Provided text.

##########

You should install java sdk (1.4) on your system before installing the middleware. Download it from SUN java web site (1.4.2 or greater is required - http://java.sun.com/j2se/1.4.2/download.html ). You should absolutely install the J2SDK as an rpm package (if you do not install it in RPM format you'll not be able to install the middleware), on the sun java web page follow the link RPM in a self extracting file. Then follow instructions provided by SUN. Set in your site-info.def (YAIM configuration file) the variable JAVA_LOCATION to your java installation directory.

Node synchronization, NTP installation and configuration

A general requirement for the gLite nodes is that they are synchronized. This requirement may be fulfilled in several ways. If your nodes run under AFS most likely they are already synchronized. Otherwise, you can use the NTP protocol with a time server.

Instructions and examples for a NTP client configuration are provided in this section. If you are not planning to use a time server on your machine you can just skip it and jump to the next section.

Use the latest ntp version available for your system. If you are using APT, an apt-get install ntp will do the work.

  • Configure the file /etc/ntp.conf by adding the lines dealing with your time server configuration such as, for instance:
           restrict <time_server_IP_address> mask 255.255.255.255 nomodify notrap noquery
           server <time_server_name>
       
    Additional time servers can be added for better performance results. For each server, the hostname and IP address are required. Then, for each time-server you are using, add a couple of lines similar to the ones shown above into the file /etc/ntp.conf.

  • Edit the file /etc/ntp/step-tickers adding a list of your time server(s) hostname(s), as in the following example:
          137.138.16.69
          137.138.17.69
       
  • If you are running a kernel firewall, you will have to allow inbound communication on the NTP port. If you are using iptables, you can add the following to /etc/sysconfig/iptables
          -A INPUT -s NTP-serverIP-1 -p udp --dport 123 -j ACCEPT 
          -A INPUT -s NTP-serverIP-2 -p udp --dport 123 -j ACCEPT
       
    Remember that, in the provided examples, rules are parsed in order, so ensure that there are no matching REJECT lines preceding those that you add. You can then reload the firewall
          # /etc/init.d/iptables restart
       
  • Activate the ntpd service with the following commands:
          # ntpdate <your ntp server name>
          # service ntpd start
          # chkconfig ntpd on
       
  • You can check ntpd's status by running the following command
          # ntpq -p
       

The rpm installation tools: apt-get, yum

Please before you proceed further make sure that Java is installed in your system.

The apt package manager

  • Download the latest version of the apt tool (If it is not already installed) 2 The apt rpm for Scientific Linux (this is an example, use the one appropriate to your OS).
                # wget ftp://ftp.scientificlinux.org/linux/scientific/30x/i386/SL/RPMS/apt-XXX.i386.rpm
       
  • Install apt On Scientific Linux:
                # rpm -ivh apt-XXX.i386.rpm
      
  • Configure apt In order to perform the Middleware and CA installation with the methods described in this guide, you just need to configure in the Site Configuration File (sit-info.def) the variable LCG_REPOSITORY, CA_REPOSITORY as follows:
          LCG_REPOSITORY="rpm http://glitesoft.cern.ch/EGEE/gLite/APT/R3.0/ rhel30 externals Release3.0 updates"
          CA_REPOSITORY="rpm http://linuxsoft.cern.ch/ LCG-CAs/current production"

##########

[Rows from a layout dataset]

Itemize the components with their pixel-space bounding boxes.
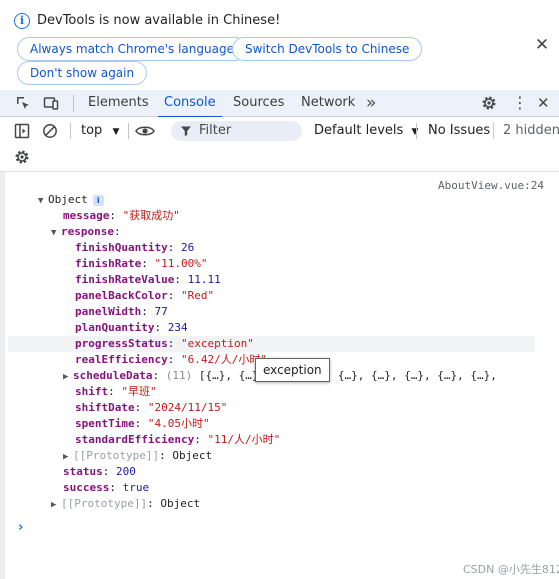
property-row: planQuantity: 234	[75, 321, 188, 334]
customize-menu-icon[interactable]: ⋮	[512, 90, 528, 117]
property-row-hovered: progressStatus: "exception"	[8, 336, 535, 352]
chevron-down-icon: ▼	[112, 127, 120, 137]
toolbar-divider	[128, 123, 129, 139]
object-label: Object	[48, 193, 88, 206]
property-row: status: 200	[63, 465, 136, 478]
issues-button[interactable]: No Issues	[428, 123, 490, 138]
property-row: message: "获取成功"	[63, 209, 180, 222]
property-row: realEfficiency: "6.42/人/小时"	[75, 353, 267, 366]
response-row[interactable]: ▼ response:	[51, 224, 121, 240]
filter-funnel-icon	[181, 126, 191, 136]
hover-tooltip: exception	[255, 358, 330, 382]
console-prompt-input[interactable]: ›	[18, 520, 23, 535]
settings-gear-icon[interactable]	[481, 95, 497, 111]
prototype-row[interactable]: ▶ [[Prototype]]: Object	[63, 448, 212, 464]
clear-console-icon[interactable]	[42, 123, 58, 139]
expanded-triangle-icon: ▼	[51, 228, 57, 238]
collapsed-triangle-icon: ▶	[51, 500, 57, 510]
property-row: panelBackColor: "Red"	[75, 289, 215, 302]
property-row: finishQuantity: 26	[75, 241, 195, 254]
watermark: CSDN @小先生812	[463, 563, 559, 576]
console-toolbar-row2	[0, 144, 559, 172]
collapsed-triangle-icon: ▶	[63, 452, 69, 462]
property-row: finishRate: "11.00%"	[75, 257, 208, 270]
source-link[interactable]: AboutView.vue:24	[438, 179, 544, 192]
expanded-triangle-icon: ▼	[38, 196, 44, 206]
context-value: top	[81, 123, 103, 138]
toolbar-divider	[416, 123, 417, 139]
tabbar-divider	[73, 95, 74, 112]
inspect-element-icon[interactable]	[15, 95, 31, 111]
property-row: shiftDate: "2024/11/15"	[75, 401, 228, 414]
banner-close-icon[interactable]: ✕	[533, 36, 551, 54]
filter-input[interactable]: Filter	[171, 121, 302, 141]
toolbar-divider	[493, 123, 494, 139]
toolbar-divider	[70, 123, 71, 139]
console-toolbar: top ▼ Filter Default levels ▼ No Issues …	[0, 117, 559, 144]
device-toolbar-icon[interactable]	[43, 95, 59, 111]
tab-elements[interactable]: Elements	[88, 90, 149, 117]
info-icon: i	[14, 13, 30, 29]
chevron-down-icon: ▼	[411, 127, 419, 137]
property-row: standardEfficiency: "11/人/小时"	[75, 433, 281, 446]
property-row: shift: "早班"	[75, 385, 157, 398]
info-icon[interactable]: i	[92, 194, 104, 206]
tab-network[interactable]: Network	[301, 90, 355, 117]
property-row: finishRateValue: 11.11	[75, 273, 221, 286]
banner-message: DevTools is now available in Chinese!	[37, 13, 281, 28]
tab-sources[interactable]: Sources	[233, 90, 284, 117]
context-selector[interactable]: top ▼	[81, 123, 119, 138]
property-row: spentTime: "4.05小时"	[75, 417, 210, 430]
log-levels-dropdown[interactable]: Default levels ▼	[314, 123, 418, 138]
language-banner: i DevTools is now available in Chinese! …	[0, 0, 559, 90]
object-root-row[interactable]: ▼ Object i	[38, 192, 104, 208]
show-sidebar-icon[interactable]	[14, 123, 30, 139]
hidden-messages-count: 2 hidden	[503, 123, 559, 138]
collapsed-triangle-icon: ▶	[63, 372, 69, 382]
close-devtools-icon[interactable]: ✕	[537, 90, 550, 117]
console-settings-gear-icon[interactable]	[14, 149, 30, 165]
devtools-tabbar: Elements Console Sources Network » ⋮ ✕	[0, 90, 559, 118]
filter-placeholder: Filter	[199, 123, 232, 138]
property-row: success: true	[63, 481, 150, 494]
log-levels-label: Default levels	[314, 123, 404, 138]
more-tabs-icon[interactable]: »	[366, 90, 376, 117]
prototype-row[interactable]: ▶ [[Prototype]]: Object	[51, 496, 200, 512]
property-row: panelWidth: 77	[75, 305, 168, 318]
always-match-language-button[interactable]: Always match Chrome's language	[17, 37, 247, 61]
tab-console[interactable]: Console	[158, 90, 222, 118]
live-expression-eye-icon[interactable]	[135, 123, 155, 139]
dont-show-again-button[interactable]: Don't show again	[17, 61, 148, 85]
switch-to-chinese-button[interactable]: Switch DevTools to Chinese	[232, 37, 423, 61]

##########

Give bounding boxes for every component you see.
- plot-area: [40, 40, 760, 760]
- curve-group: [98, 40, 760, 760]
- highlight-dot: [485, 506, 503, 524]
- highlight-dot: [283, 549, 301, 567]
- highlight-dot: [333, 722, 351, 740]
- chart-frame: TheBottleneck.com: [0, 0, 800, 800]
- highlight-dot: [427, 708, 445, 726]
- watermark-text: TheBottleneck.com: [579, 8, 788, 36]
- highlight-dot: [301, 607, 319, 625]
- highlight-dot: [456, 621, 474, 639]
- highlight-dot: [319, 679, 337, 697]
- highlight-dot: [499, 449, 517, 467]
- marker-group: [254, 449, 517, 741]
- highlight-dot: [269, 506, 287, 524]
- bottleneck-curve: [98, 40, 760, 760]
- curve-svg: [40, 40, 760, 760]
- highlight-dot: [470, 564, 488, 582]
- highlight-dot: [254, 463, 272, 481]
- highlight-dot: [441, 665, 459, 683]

##########

Exercise 1.
Summarize the middleware installation text in two sentences.
Exercise 2.
Write the next part of the middleware installation text, starting right after its final line.
These records were taken from a different source than the text.

Written response 1.
Before the middleware is installed, Java SDK 1.4.2 or greater must be installed from Sun as an RPM package, and the JAVA_LOCATION variable in site-info.def must be set to the Java installation directory. The gLite nodes must be synchronized, for example by configuring an NTP client through /etc/ntp.conf, /etc/ntp/step-tickers and the firewall, and apt is then installed and configured by setting LCG_REPOSITORY and CA_REPOSITORY in the site configuration file.

Written response 2.
       
    Please note that for the dependencies of the middleware to be met, you'll have to make sure that apt can find and download your OS rpms. This typically means you'll have to install an rpm called 'apt-sourceslist', or else create an appropriate file in your /etc/apt/sources.list.d directory.

The yum package manager

TO BE COMPLETED

Important note on automatic updates

Several site use auto update mechanism. Sometimes middleware update, upgrade requires non-trivial configuration changes or simply a reconfiguration of the service. This could involve database schema changes, service restarts, appearence of new configuration files, etc, which makes it difficult to ensure that automatic updates will not break a service. Thus

WE STRONGLY RECOMMEND NOT TO USE AUTOMATIC UPDATE PROCEDURE OF ANY KIND,

which uses the gLite middleware repositories, but do the upgrade manually when an Update has been released !

About platforms and OSes.

Using RHEL3 compatible distributions other than CERN Scientific Linux

If you are not using SLC3 but another OS binary compatible distribution is highly recommended that you configure apt-get in order to give priority, during the installation, to packages listed within your distribution.

In order to have all the known dependencies possibly solved by apt-get you should have at least the following lists in your /etc/apt/sources.list.d/:

  • lcg.list
  • lcg-ca.list
  • your-os.list

The first two are distributed by the 'apt-sourceslist' rpm, the third one is your local one.

Since the deployment team is based at CERN and it uses the local installation, it is still possible that with this bare configuration, some dependencies, though dealt with, cannot be solved because the binary compatible distribution you use does not provide the entire set of packages which CERN SL3 does.

If you prefer not to handle these issues manually you could add in the /etc/apt/sources.list.d/ another list (e.g. cern.list)

### List of available apt repositories available from linuxsoft.cern.ch
### suitable for your system.
###
### See http://cern.ch/linux/updates/ for a list of other repositories and mirrors.
### 09.06.2004
###

# THE default
rpm http://linuxsoft.cern.ch  cern/slc30X/i386/apt  os updates extras
rpm-src http://linuxsoft.cern.ch  cern/slc30X/i386/apt  os updates extras

Then you have to configure your apt-get preferences in order to give priority to your Os and not to CERN SLC3.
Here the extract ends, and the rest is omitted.